(begin)
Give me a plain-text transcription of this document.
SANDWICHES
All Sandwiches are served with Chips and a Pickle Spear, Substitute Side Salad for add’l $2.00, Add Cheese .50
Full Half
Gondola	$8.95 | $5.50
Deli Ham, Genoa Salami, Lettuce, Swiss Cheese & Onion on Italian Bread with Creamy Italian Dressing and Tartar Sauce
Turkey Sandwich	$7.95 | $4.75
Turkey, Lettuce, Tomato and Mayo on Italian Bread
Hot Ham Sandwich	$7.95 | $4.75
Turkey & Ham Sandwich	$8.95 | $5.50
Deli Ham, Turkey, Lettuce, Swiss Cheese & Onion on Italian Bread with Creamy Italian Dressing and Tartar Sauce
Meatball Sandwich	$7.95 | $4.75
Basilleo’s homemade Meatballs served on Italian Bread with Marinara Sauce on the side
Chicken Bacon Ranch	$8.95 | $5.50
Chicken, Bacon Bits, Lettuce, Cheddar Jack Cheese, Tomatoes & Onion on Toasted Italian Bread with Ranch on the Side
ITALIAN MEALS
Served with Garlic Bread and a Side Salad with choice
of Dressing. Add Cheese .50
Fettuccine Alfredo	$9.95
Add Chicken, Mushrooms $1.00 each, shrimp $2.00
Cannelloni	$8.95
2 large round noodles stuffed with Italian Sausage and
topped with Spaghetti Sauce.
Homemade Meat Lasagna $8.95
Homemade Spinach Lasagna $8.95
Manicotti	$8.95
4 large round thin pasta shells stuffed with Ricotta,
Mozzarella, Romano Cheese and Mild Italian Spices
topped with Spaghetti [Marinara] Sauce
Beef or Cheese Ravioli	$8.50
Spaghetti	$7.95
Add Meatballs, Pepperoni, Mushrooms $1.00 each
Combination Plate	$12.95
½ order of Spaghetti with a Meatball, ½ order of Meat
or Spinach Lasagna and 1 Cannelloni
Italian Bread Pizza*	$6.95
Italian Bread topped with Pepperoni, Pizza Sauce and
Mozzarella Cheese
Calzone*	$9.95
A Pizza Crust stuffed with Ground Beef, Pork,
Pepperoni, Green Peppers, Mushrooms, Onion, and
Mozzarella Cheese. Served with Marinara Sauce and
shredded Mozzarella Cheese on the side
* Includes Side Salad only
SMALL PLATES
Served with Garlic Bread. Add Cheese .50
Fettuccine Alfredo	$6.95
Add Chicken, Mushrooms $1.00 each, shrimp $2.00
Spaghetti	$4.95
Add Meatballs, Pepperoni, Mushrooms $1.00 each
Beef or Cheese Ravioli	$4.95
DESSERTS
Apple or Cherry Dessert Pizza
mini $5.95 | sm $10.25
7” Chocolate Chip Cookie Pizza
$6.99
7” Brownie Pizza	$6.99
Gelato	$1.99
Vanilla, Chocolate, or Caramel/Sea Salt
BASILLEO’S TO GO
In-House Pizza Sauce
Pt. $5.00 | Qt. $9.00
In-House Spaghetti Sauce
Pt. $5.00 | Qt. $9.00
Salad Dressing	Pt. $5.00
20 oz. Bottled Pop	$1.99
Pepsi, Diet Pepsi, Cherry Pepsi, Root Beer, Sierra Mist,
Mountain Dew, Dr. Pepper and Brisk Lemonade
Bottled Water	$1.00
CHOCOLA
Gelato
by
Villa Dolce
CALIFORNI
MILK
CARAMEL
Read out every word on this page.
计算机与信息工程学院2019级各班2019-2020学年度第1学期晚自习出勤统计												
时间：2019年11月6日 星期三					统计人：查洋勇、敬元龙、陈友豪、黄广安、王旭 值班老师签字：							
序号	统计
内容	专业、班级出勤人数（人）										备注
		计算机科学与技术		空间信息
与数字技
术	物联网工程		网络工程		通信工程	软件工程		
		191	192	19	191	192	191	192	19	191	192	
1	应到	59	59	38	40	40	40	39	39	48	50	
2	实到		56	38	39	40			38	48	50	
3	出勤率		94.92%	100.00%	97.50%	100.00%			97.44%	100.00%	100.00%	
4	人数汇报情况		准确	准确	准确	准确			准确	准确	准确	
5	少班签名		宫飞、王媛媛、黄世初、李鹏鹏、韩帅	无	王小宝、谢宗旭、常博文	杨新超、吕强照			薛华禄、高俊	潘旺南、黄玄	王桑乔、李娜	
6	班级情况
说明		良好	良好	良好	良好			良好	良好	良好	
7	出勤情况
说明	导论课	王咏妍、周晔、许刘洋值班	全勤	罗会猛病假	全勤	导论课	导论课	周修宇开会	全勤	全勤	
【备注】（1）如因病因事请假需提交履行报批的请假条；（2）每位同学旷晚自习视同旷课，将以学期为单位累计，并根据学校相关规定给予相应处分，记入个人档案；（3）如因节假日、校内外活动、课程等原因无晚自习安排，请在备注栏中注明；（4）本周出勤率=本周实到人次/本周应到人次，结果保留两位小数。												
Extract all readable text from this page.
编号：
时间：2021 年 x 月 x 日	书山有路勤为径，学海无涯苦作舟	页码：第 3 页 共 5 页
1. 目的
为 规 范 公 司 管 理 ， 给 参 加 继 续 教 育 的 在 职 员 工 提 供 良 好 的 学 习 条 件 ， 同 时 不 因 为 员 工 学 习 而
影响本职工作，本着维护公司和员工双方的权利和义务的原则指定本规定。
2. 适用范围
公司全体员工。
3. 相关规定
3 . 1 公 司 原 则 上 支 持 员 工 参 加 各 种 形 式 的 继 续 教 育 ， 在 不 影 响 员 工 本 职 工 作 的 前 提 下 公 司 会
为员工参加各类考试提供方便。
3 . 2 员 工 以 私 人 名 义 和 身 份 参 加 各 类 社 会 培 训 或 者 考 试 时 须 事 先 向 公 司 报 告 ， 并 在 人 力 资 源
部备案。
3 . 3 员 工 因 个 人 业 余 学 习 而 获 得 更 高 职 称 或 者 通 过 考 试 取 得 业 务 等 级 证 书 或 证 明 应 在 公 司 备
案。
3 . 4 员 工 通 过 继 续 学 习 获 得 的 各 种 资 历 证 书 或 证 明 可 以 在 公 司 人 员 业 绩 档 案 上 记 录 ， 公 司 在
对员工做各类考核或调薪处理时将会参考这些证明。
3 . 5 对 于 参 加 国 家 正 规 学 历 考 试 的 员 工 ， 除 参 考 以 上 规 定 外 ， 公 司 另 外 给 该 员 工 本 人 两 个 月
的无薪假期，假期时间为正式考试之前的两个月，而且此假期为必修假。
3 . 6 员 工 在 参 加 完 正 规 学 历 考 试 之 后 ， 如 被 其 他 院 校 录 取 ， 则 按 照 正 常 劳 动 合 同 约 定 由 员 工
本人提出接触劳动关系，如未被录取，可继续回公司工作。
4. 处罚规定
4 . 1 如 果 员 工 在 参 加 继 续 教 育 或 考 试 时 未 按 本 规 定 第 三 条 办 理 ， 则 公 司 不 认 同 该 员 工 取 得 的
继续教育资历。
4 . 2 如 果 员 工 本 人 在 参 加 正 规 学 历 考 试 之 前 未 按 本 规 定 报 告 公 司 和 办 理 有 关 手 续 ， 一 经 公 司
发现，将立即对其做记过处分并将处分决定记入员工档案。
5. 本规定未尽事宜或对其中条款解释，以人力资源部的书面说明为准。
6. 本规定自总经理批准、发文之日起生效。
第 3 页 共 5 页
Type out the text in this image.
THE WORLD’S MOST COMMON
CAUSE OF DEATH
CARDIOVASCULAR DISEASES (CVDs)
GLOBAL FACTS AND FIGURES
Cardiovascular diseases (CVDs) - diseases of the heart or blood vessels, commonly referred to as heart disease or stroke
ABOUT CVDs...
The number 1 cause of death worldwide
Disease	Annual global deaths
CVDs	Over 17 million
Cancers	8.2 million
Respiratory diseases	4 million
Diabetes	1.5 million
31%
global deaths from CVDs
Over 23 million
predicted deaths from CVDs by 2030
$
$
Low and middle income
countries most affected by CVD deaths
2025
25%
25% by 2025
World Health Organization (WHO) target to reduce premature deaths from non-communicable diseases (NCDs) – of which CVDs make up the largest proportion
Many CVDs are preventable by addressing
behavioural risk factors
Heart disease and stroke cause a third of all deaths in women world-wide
(end)
**AIM:**
Pull out all lines from the entries above that include the word "Onion".

**EXPECTED OUTPUT:**
Deli Ham, Genoa Salami, Lettuce, Swiss Cheese & Onion on Italian Bread with Creamy Italian Dressing and Tartar Sauce
Deli Ham, Turkey, Lettuce, Swiss Cheese & Onion on Italian Bread with Creamy Italian Dressing and Tartar Sauce
Chicken, Bacon Bits, Lettuce, Cheddar Jack Cheese, Tomatoes & Onion on Toasted Italian Bread with Ranch on the Side
Pepperoni, Green Peppers, Mushrooms, Onion, and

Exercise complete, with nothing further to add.